Element position data:
━━━━
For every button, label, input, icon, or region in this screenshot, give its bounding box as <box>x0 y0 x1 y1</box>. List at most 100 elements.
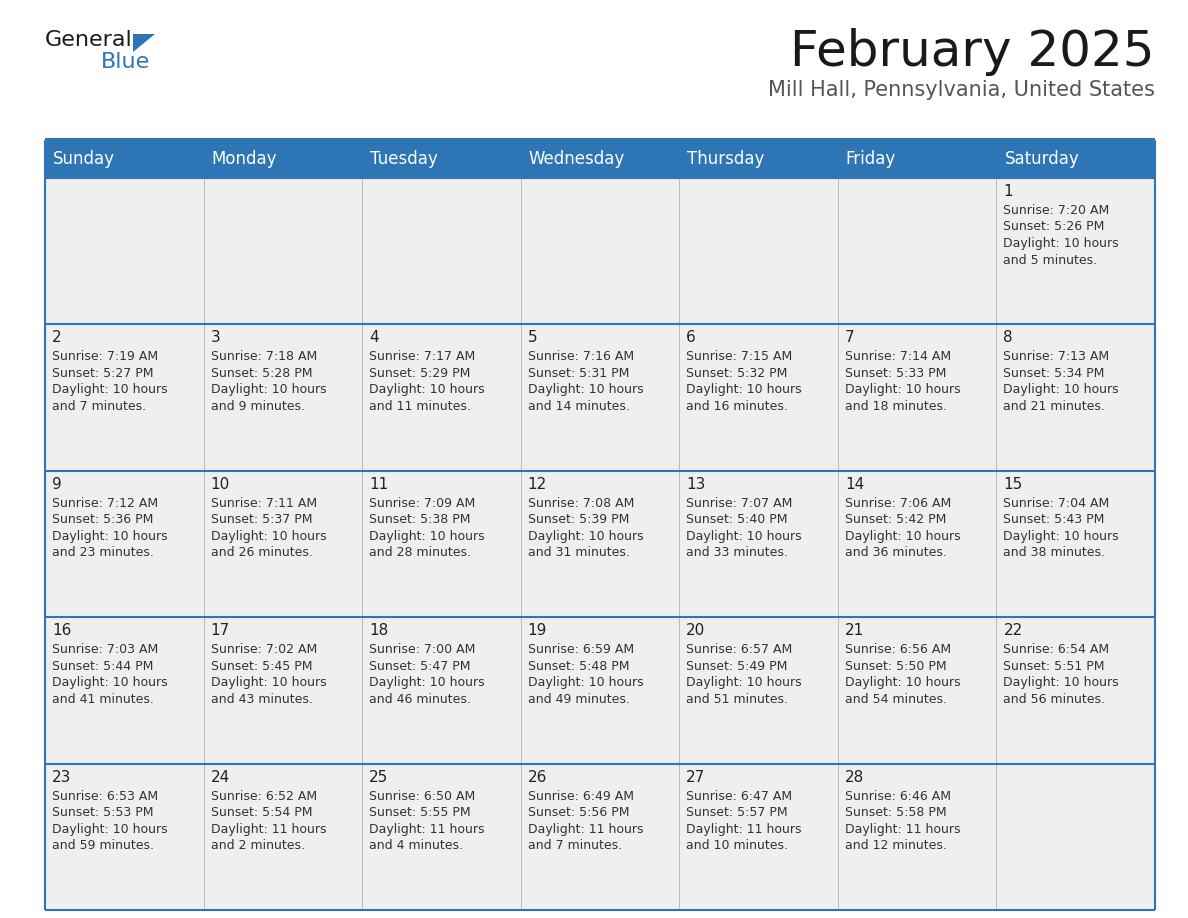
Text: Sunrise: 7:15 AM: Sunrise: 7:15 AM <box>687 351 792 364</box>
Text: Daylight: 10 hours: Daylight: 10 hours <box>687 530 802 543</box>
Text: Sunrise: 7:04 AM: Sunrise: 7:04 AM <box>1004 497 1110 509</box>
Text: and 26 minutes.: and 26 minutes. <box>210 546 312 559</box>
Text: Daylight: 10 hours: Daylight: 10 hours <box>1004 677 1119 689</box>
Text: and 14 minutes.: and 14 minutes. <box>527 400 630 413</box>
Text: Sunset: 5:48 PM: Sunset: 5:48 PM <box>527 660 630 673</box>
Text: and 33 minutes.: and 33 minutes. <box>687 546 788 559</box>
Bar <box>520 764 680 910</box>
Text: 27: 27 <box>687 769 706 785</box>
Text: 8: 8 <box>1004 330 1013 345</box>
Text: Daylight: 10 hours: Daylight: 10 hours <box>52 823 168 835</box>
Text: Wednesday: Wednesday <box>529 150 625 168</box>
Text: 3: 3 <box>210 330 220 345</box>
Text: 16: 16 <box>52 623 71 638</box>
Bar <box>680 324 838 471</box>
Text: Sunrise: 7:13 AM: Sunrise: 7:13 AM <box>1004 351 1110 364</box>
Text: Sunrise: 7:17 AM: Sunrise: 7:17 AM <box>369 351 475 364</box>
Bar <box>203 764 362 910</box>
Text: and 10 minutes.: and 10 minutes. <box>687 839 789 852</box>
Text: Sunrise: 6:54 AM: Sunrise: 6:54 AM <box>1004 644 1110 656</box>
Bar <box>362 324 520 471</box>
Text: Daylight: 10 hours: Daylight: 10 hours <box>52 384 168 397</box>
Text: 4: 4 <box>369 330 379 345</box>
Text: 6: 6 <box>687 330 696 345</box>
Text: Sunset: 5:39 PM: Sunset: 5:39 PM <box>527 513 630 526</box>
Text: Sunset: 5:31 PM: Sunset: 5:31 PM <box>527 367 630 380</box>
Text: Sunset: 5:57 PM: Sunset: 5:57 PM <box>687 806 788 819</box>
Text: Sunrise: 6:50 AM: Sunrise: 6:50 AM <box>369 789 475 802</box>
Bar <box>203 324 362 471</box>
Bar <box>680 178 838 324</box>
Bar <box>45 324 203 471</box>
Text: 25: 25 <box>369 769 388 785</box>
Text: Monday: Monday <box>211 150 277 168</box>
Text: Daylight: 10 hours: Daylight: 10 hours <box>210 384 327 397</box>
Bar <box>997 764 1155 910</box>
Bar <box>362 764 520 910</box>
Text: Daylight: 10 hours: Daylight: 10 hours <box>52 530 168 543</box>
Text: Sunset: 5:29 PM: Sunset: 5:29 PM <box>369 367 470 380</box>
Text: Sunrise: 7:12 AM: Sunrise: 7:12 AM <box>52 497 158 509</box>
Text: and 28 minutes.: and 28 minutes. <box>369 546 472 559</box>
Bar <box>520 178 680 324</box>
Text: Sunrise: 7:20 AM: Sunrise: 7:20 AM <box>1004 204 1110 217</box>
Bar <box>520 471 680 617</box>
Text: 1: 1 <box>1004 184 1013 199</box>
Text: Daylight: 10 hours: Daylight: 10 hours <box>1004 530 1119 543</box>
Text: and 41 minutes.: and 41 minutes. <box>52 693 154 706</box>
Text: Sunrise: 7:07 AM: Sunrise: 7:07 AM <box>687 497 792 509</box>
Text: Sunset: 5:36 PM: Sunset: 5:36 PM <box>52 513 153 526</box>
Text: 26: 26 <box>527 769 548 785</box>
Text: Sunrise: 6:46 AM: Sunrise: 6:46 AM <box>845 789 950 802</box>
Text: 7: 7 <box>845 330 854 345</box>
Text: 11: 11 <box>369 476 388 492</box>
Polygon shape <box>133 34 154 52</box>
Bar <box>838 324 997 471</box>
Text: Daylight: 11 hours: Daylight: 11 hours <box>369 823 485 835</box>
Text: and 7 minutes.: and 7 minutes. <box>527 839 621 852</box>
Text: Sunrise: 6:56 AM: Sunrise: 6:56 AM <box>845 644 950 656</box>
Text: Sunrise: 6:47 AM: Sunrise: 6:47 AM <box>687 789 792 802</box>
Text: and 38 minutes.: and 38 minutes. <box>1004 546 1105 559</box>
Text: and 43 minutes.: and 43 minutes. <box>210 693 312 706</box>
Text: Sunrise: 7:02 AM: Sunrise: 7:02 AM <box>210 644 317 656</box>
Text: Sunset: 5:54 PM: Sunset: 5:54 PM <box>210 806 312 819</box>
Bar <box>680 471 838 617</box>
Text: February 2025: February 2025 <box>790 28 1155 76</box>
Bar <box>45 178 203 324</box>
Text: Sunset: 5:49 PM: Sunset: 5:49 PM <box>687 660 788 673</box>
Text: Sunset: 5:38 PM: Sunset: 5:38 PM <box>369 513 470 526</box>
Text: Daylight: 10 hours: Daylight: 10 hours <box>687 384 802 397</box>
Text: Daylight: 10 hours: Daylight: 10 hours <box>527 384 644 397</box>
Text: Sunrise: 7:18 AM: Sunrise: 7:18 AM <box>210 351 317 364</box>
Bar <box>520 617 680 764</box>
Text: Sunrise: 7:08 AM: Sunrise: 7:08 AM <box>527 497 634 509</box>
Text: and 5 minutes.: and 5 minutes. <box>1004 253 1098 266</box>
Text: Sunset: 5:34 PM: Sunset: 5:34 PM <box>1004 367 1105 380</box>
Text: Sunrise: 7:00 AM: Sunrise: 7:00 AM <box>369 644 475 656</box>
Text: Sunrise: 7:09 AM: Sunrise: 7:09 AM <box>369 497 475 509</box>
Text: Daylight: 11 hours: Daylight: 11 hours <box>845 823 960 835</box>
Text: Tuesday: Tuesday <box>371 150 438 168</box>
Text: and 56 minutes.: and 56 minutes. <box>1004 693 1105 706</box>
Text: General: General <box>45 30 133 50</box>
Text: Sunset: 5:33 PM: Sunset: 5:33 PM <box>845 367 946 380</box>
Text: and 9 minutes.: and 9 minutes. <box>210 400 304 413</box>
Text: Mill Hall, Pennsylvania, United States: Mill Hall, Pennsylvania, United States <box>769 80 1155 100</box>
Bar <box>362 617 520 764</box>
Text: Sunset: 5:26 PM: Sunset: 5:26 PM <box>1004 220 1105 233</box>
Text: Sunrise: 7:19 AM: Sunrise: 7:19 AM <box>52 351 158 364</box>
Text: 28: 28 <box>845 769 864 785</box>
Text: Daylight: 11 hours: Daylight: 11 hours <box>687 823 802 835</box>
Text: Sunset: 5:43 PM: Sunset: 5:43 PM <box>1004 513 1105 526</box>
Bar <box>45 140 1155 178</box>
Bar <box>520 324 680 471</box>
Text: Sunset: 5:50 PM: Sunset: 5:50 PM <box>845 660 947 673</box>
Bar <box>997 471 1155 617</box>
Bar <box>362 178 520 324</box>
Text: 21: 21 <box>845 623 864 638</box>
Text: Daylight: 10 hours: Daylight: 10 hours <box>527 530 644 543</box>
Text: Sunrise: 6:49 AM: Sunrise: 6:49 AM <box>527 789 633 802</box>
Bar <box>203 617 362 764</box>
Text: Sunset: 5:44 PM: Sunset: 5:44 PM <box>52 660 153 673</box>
━━━━
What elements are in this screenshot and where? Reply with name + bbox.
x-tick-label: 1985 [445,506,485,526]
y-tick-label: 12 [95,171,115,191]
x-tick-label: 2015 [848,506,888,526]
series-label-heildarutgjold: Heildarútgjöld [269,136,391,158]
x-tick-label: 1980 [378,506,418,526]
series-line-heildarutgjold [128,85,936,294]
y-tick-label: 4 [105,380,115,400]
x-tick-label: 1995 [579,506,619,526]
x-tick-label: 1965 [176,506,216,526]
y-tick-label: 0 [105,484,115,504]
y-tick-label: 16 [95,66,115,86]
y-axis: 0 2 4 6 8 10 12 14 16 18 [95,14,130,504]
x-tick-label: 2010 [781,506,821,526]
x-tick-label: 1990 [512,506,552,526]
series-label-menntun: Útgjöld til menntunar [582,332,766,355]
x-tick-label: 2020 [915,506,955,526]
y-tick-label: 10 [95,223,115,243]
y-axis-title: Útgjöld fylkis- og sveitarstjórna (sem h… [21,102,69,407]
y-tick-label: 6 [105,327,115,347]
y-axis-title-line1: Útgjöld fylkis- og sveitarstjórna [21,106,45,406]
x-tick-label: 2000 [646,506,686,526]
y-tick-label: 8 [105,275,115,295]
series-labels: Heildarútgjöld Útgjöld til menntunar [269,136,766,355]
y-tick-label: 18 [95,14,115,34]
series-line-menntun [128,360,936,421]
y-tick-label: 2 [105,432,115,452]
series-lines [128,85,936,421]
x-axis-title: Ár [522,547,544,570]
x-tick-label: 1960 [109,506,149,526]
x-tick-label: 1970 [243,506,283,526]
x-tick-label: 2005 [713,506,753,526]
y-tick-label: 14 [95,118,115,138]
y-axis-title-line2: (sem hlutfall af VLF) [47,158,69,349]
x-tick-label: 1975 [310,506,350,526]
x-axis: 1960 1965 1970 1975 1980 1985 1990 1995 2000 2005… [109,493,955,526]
━━━━
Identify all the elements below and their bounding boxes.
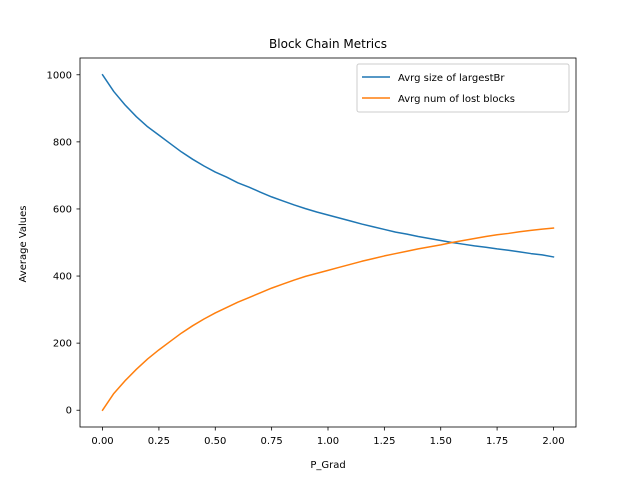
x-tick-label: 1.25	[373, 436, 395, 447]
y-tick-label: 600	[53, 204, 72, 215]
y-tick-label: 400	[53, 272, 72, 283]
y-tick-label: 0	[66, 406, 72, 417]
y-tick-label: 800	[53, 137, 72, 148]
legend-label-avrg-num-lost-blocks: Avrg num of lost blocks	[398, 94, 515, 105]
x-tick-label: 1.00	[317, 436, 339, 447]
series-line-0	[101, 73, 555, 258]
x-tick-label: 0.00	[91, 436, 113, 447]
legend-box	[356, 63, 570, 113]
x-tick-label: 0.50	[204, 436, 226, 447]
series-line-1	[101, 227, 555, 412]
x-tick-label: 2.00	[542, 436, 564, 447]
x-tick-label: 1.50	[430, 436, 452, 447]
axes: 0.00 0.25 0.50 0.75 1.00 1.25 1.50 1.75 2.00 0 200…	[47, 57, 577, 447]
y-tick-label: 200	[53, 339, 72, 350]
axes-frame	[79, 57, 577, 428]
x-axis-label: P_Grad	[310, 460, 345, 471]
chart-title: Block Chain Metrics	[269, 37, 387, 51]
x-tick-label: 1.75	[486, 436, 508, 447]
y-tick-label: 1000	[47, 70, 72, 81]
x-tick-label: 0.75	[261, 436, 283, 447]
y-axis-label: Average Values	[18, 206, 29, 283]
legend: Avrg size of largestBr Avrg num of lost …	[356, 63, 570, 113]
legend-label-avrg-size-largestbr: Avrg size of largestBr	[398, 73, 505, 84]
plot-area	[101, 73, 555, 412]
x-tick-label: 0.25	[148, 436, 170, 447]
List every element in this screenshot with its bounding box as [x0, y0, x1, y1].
━━━━
▸ SET TASK:
How many lines of the records contain the string "elements"? Case counts, and reply with the number only.

▸ THE ANSWER:
3